과제 설명
아래 줄들을 빈 줄은 빼고 처음부터 끝까지 번호 목록으로 정리해 주시겠어요? 그림 자리는 답에서 빼 주세요.

줄 목록
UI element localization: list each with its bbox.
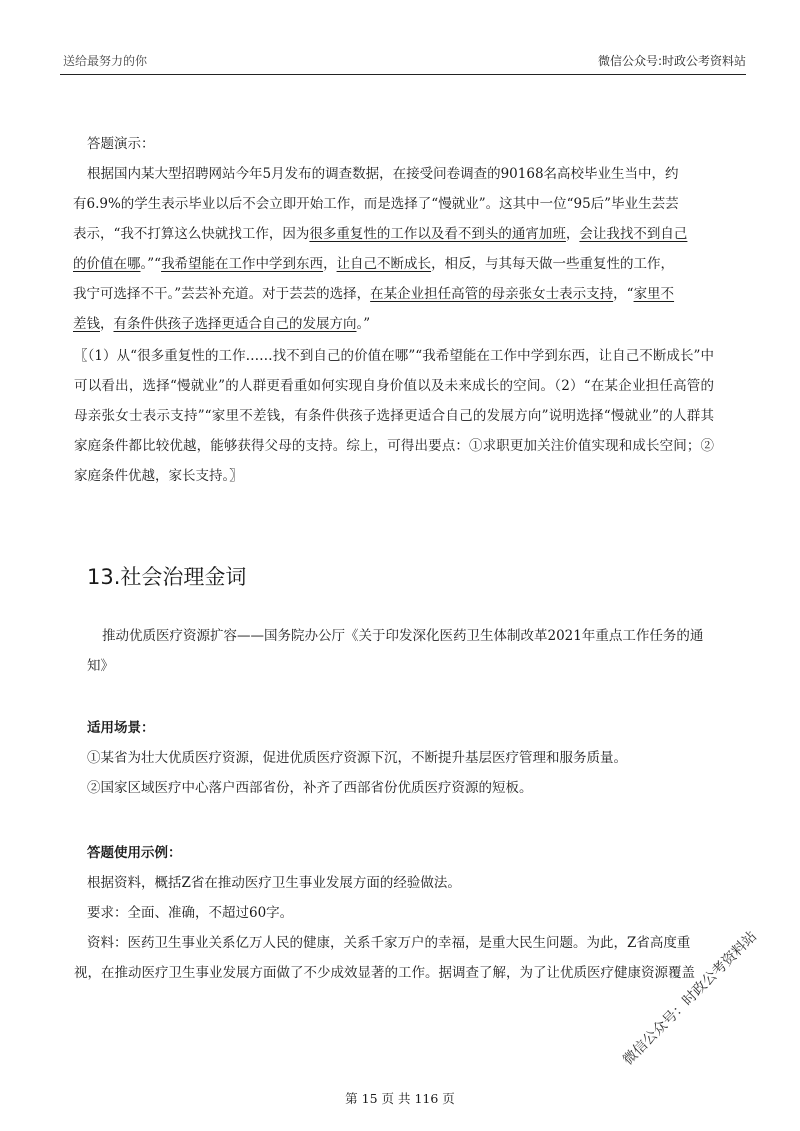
- scene-item-1: ①某省为壮大优质医疗资源，促进优质医疗资源下沉，不断提升基层医疗管理和服务质量。: [87, 750, 627, 766]
- section-title: 13.社会治理金词: [87, 565, 247, 589]
- example-material-1: 资料：医药卫生事业关系亿万人民的健康，关系千家万户的幸福，是重大民生问题。为此，Z省高度重: [87, 935, 691, 951]
- example-label: 答题使用示例：: [87, 845, 182, 861]
- underlined-phrase: 让自己不断成长: [336, 256, 432, 272]
- demo-line-6: 差钱，有条件供孩子选择更适合自己的发展方向。”: [73, 316, 371, 332]
- scenes-block: [87, 713, 727, 803]
- demo-line-4: 的价值在哪。”“我希望能在工作中学到东西，让自己不断成长，相反，与其每天做一些重复性的工作，: [73, 256, 675, 272]
- page-header: [60, 44, 746, 75]
- scenes-label: 适用场景：: [87, 720, 155, 736]
- underlined-phrase: 家里不: [633, 286, 675, 302]
- example-requirement: 要求：全面、准确，不超过60字。: [87, 905, 294, 921]
- header-slogan: 送给最努力的你: [63, 54, 148, 68]
- scene-item-2: ②国家区域医疗中心落户西部省份，补齐了西部省份优质医疗资源的短板。: [87, 780, 533, 796]
- demo-block: [73, 129, 727, 491]
- underlined-phrase: 我希望能在工作中学到东西: [161, 256, 324, 272]
- underlined-phrase: 在某企业担任高管的母亲张女士表示支持: [370, 286, 614, 302]
- page-number: 第 15 页 共 116 页: [345, 1091, 455, 1106]
- section-heading: [87, 562, 727, 592]
- example-task: 根据资料，概括Z省在推动医疗卫生事业发展方面的经验做法。: [87, 875, 461, 891]
- demo-line-2: 有6.9%的学生表示毕业以后不会立即开始工作，而是选择了“慢就业”。这其中一位“95后”毕业生芸芸: [73, 196, 679, 212]
- example-block: [74, 838, 727, 988]
- underlined-phrase: 很多重复性的工作以及看不到头的通宵加班: [309, 226, 566, 242]
- underlined-phrase: 有条件供孩子选择更适合自己的发展方向: [113, 316, 357, 332]
- demo-line-1: 根据国内某大型招聘网站今年5月发布的调查数据，在接受问卷调查的90168名高校毕业生当中，约: [87, 166, 679, 182]
- demo-analysis: 〖（1）从“很多重复性的工作……找不到自己的价值在哪”“我希望能在工作中学到东西，让自己不断成长”中可以看出，选择“慢就业”的人群更看重如何实现自身价值以及未来成长的空间。（2）“在某企业担任高管的母亲张女士表示支持”“家里不差钱，有条件供孩子选择更适合自己的发展方向”说明选择“慢就业”的人群其家庭条件都比较优越，能够获得父母的支持。综上，可得出要点：①求职更加关注价值实现和成长空间；②家庭条件优越，家长支持。〗: [74, 348, 714, 484]
- demo-line-3: 表示，“我不打算这么快就找工作，因为很多重复性的工作以及看不到头的通宵加班，会让我找不到自己: [73, 226, 688, 242]
- example-material-2: 视，在推动医疗卫生事业发展方面做了不少成效显著的工作。据调查了解，为了让优质医疗健康资源覆盖: [74, 965, 695, 981]
- quote-line-2: 知》: [87, 658, 114, 674]
- underlined-phrase: 差钱: [73, 316, 100, 332]
- underlined-phrase: 会让我找不到自己: [579, 226, 688, 242]
- section-quote: [87, 621, 728, 681]
- header-source: 微信公众号:时政公考资料站: [597, 54, 746, 68]
- quote-line-1: 推动优质医疗资源扩容——国务院办公厅《关于印发深化医药卫生体制改革2021年重点工作任务的通: [102, 628, 704, 644]
- demo-line-5: 我宁可选择不干。”芸芸补充道。对于芸芸的选择，在某企业担任高管的母亲张女士表示支持，“家里不: [73, 286, 675, 302]
- demo-label: 答题演示：: [87, 136, 155, 152]
- watermark: 微信公众号：时政公考资料站: [620, 928, 761, 1069]
- underlined-phrase: 的价值在哪: [73, 256, 141, 272]
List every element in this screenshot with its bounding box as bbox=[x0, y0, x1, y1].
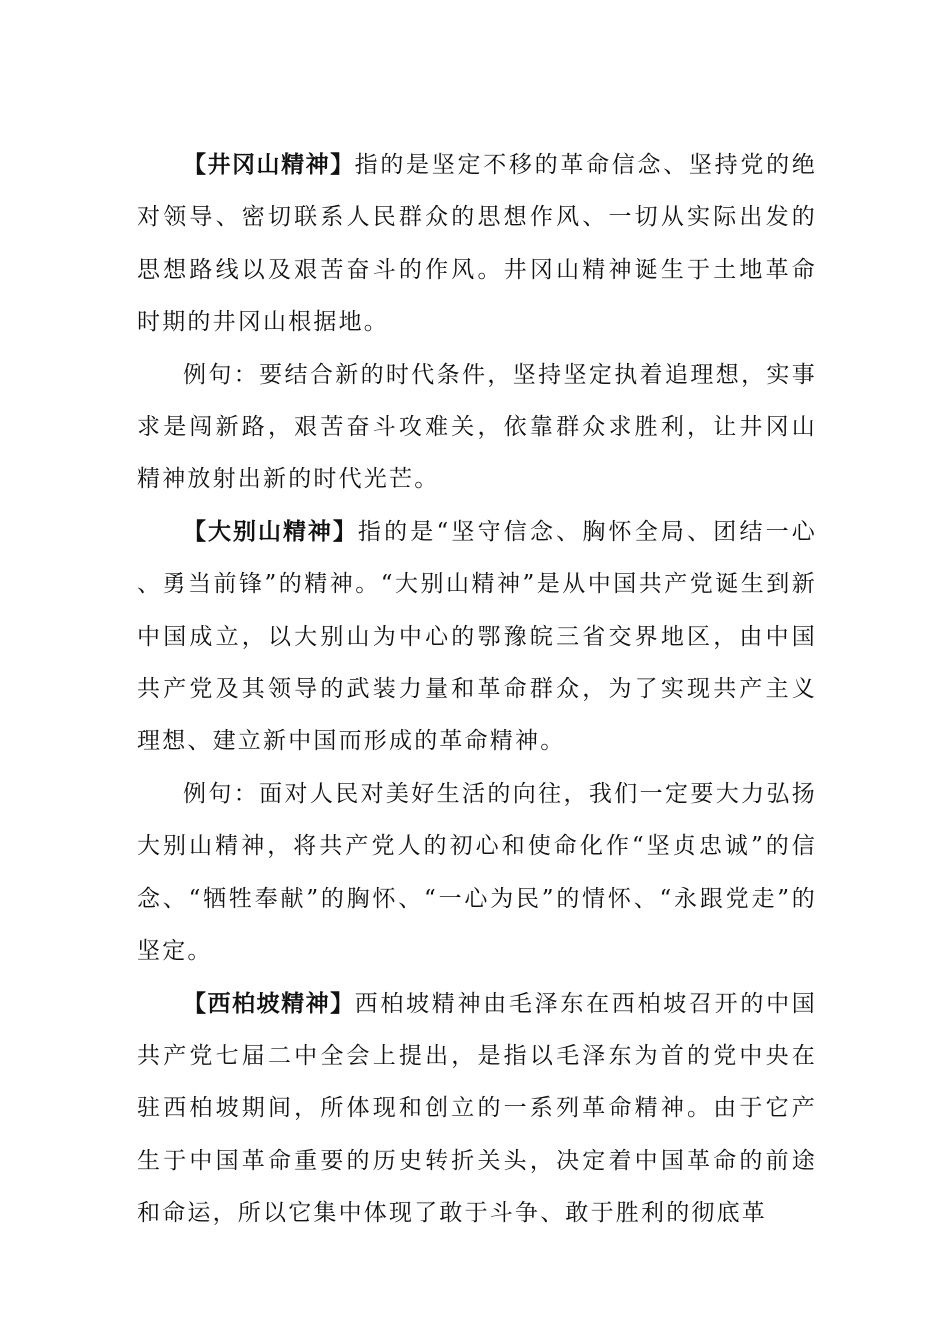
xibaipo-definition: 西柏坡精神由毛泽东在西柏坡召开的中国共产党七届二中全会上提出，是指以毛泽东为首的党中央在驻西柏坡期间，所体现和创立的一系列革命精神。由于它产生于中国革命重要的历史转折关头，决定着中国革命的前途和命运，所以它集中体现了敢于斗争、敢于胜利的彻底革 bbox=[137, 990, 818, 1227]
jinggangshan-definition: 指的是坚定不移的革命信念、坚持党的绝对领导、密切联系人民群众的思想作风、一切从实际出发的思想路线以及艰苦奋斗的作风。井冈山精神诞生于土地革命时期的井冈山根据地。 bbox=[137, 152, 818, 336]
jinggangshan-example: 例句：要结合新的时代条件，坚持坚定执着追理想，实事求是闯新路，艰苦奋斗攻难关，依靠群众求胜利，让井冈山精神放射出新的时代光芒。 bbox=[137, 361, 817, 493]
dabieshan-definition: 指的是“坚守信念、胸怀全局、团结一心、勇当前锋”的精神。“大别山精神”是从中国共产党诞生到新中国成立，以大别山为中心的鄂豫皖三省交界地区，由中国共产党及其领导的武装力量和革命群众，为了实现共产主义理想、建立新中国而形成的革命精神。 bbox=[137, 518, 818, 755]
xibaipo-term: 【西柏坡精神】 bbox=[183, 990, 355, 1017]
dabieshan-term: 【大别山精神】 bbox=[183, 518, 358, 545]
dabieshan-example: 例句：面对人民对美好生活的向往，我们一定要大力弘扬大别山精神，将共产党人的初心和使命化作“坚贞忠诚”的信念、“牺牲奉献”的胸怀、“一心为民”的情怀、“永跟党走”的坚定。 bbox=[137, 780, 817, 965]
document-body bbox=[137, 139, 817, 1240]
xibaipo-paragraph bbox=[137, 978, 817, 1240]
dabieshan-paragraph bbox=[137, 506, 817, 768]
jinggangshan-term: 【井冈山精神】 bbox=[183, 152, 355, 178]
jinggangshan-paragraph bbox=[137, 139, 817, 349]
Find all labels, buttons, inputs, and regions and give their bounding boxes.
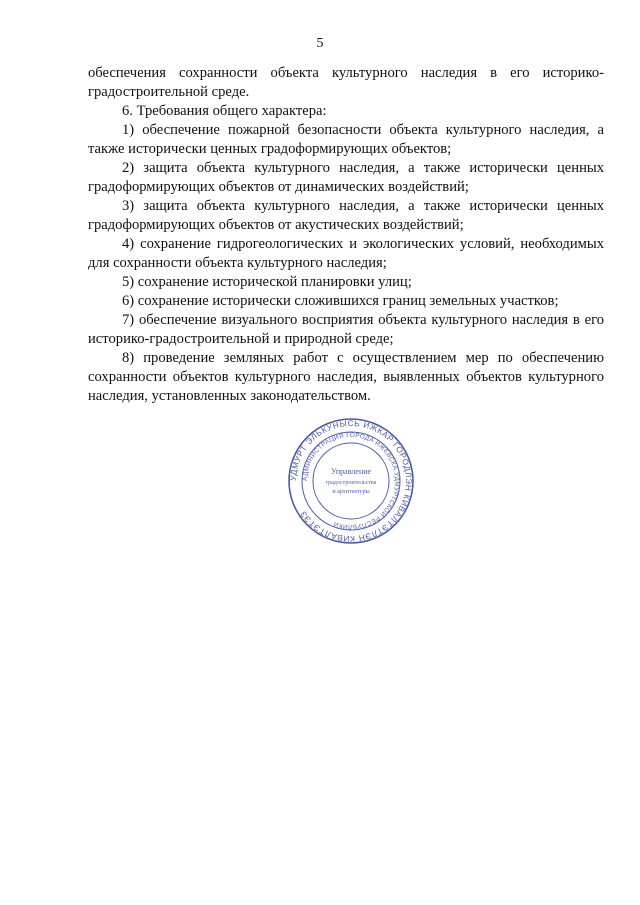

작성한 풀이
1. UI element localization: list each with its bbox.
2. - scene-item-1: ①某省为壮大优质医疗资源，促进优质医疗资源下沉，不断提升基层医疗管理和服务质量。: [87, 750, 627, 766]
3. - section-title: 13.社会治理金词: [87, 565, 247, 589]
4. - example-material-1: 资料：医药卫生事业关系亿万人民的健康，关系千家万户的幸福，是重大民生问题。为此，Z省高度重: [87, 935, 691, 951]
5. - example-label: 答题使用示例：: [87, 845, 182, 861]
6. - underlined-phrase: 让自己不断成长: [336, 256, 432, 272]
7. - demo-line-6: 差钱，有条件供孩子选择更适合自己的发展方向。”: [73, 316, 371, 332]
8. - scenes-block: [87, 713, 727, 803]
9. - demo-line-4: 的价值在哪。”“我希望能在工作中学到东西，让自己不断成长，相反，与其每天做一些重复性的工作，: [73, 256, 675, 272]
10. - page-header: [60, 44, 746, 75]
11. - scenes-label: 适用场景：: [87, 720, 155, 736]
12. - underlined-phrase: 家里不: [633, 286, 675, 302]
13. - example-requirement: 要求：全面、准确，不超过60字。: [87, 905, 294, 921]
14. - header-slogan: 送给最努力的你: [63, 54, 148, 68]
15. - scene-item-2: ②国家区域医疗中心落户西部省份，补齐了西部省份优质医疗资源的短板。: [87, 780, 533, 796]
16. - demo-block: [73, 129, 727, 491]
17. - underlined-phrase: 我希望能在工作中学到东西: [161, 256, 324, 272]
18. - underlined-phrase: 在某企业担任高管的母亲张女士表示支持: [370, 286, 614, 302]
19. - page-number: 第 15 页 共 116 页: [345, 1091, 455, 1106]
20. - section-heading: [87, 562, 727, 592]
21. - example-task: 根据资料，概括Z省在推动医疗卫生事业发展方面的经验做法。: [87, 875, 461, 891]
22. - demo-line-2: 有6.9%的学生表示毕业以后不会立即开始工作，而是选择了“慢就业”。这其中一位“95后”毕业生芸芸: [73, 196, 679, 212]
23. - example-block: [74, 838, 727, 988]
24. - underlined-phrase: 很多重复性的工作以及看不到头的通宵加班: [309, 226, 566, 242]
25. - underlined-phrase: 有条件供孩子选择更适合自己的发展方向: [113, 316, 357, 332]
26. - demo-line-1: 根据国内某大型招聘网站今年5月发布的调查数据，在接受问卷调查的90168名高校毕业生当中，约: [87, 166, 679, 182]
27. - demo-analysis: 〖（1）从“很多重复性的工作……找不到自己的价值在哪”“我希望能在工作中学到东西，让自己不断成长”中可以看出，选择“慢就业”的人群更看重如何实现自身价值以及未来成长的空间。（2）“在某企业担任高管的母亲张女士表示支持”“家里不差钱，有条件供孩子选择更适合自己的发展方向”说明选择“慢就业”的人群其家庭条件都比较优越，能够获得父母的支持。综上，可得出要点：①求职更加关注价值实现和成长空间；②家庭条件优越，家长支持。〗: [74, 348, 714, 484]
28. - demo-line-3: 表示，“我不打算这么快就找工作，因为很多重复性的工作以及看不到头的通宵加班，会让我找不到自己: [73, 226, 688, 242]
29. - example-material-2: 视，在推动医疗卫生事业发展方面做了不少成效显著的工作。据调查了解，为了让优质医疗健康资源覆盖: [74, 965, 695, 981]
30. - quote-line-2: 知》: [87, 658, 114, 674]
31. - underlined-phrase: 差钱: [73, 316, 100, 332]
32. - underlined-phrase: 会让我找不到自己: [579, 226, 688, 242]
33. - section-quote: [87, 621, 728, 681]
34. - header-source: 微信公众号:时政公考资料站: [597, 54, 746, 68]
35. - quote-line-1: 推动优质医疗资源扩容——国务院办公厅《关于印发深化医药卫生体制改革2021年重点工作任务的通: [102, 628, 704, 644]
36. - demo-line-5: 我宁可选择不干。”芸芸补充道。对于芸芸的选择，在某企业担任高管的母亲张女士表示支持，“家里不: [73, 286, 675, 302]
37. - demo-label: 答题演示：: [87, 136, 155, 152]
38. - watermark: 微信公众号：时政公考资料站: [620, 928, 761, 1069]
39. - underlined-phrase: 的价值在哪: [73, 256, 141, 272]
40. List every element in this screenshot with its bounding box as bbox=[x0, y0, x1, y1].
41. xibaipo-definition: 西柏坡精神由毛泽东在西柏坡召开的中国共产党七届二中全会上提出，是指以毛泽东为首的党中央在驻西柏坡期间，所体现和创立的一系列革命精神。由于它产生于中国革命重要的历史转折关头，决定着中国革命的前途和命运，所以它集中体现了敢于斗争、敢于胜利的彻底革 bbox=[137, 990, 818, 1227]
42. jinggangshan-definition: 指的是坚定不移的革命信念、坚持党的绝对领导、密切联系人民群众的思想作风、一切从实际出发的思想路线以及艰苦奋斗的作风。井冈山精神诞生于土地革命时期的井冈山根据地。 bbox=[137, 152, 818, 336]
43. jinggangshan-example: 例句：要结合新的时代条件，坚持坚定执着追理想，实事求是闯新路，艰苦奋斗攻难关，依靠群众求胜利，让井冈山精神放射出新的时代光芒。 bbox=[137, 361, 817, 493]
44. dabieshan-definition: 指的是“坚守信念、胸怀全局、团结一心、勇当前锋”的精神。“大别山精神”是从中国共产党诞生到新中国成立，以大别山为中心的鄂豫皖三省交界地区，由中国共产党及其领导的武装力量和革命群众，为了实现共产主义理想、建立新中国而形成的革命精神。 bbox=[137, 518, 818, 755]
45. xibaipo-term: 【西柏坡精神】 bbox=[183, 990, 355, 1017]
46. dabieshan-term: 【大别山精神】 bbox=[183, 518, 358, 545]
47. dabieshan-example: 例句：面对人民对美好生活的向往，我们一定要大力弘扬大别山精神，将共产党人的初心和使命化作“坚贞忠诚”的信念、“牺牲奉献”的胸怀、“一心为民”的情怀、“永跟党走”的坚定。 bbox=[137, 780, 817, 965]
48. document-body bbox=[137, 139, 817, 1240]
49. xibaipo-paragraph bbox=[137, 978, 817, 1240]
50. dabieshan-paragraph bbox=[137, 506, 817, 768]
51. jinggangshan-term: 【井冈山精神】 bbox=[183, 152, 355, 178]
52. jinggangshan-paragraph bbox=[137, 139, 817, 349]
53. Find all labels, buttons, inputs, and regions and give their bounding boxes.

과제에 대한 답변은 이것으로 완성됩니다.